# The problem:
Each line that holds the word "изделия" is to be identified and copied.

## begin Data for this task

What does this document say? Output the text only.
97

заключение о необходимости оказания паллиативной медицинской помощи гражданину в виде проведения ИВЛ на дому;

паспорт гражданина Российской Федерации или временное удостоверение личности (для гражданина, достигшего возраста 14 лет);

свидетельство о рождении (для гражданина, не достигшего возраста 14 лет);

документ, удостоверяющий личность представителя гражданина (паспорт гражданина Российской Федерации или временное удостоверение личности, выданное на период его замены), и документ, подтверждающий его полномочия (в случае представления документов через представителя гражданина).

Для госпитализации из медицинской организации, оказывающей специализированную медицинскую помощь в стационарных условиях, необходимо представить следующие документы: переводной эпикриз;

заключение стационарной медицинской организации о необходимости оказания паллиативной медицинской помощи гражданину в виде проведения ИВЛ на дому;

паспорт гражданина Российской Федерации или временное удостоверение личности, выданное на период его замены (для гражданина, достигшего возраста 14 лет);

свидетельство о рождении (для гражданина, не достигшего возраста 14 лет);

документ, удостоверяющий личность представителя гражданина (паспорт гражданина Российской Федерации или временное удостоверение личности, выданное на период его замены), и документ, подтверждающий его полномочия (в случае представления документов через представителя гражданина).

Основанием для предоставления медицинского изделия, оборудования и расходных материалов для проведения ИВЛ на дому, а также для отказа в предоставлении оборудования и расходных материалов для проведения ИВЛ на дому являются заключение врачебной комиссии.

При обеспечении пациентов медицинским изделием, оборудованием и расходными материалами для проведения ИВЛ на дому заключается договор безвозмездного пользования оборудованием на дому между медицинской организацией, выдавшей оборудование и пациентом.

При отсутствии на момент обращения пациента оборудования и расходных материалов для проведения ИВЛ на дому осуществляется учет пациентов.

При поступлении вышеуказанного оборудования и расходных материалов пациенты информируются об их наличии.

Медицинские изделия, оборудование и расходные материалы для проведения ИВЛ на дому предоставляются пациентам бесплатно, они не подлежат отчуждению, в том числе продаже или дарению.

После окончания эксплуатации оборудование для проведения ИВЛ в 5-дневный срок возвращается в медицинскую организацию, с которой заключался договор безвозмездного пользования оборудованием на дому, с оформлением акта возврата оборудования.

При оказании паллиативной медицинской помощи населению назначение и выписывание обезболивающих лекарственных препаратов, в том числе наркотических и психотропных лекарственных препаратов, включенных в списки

## end Data for this task

# Written response:
Основанием для предоставления медицинского изделия, оборудования и расходных материалов для проведения ИВЛ на дому, а также для отказа в предоставлении оборудования и расходных материалов для проведения ИВЛ на дому являются заключение врачебной комиссии.
Медицинские изделия, оборудование и расходные материалы для проведения ИВЛ на дому предоставляются пациентам бесплатно, они не подлежат отчуждению, в том числе продаже или дарению.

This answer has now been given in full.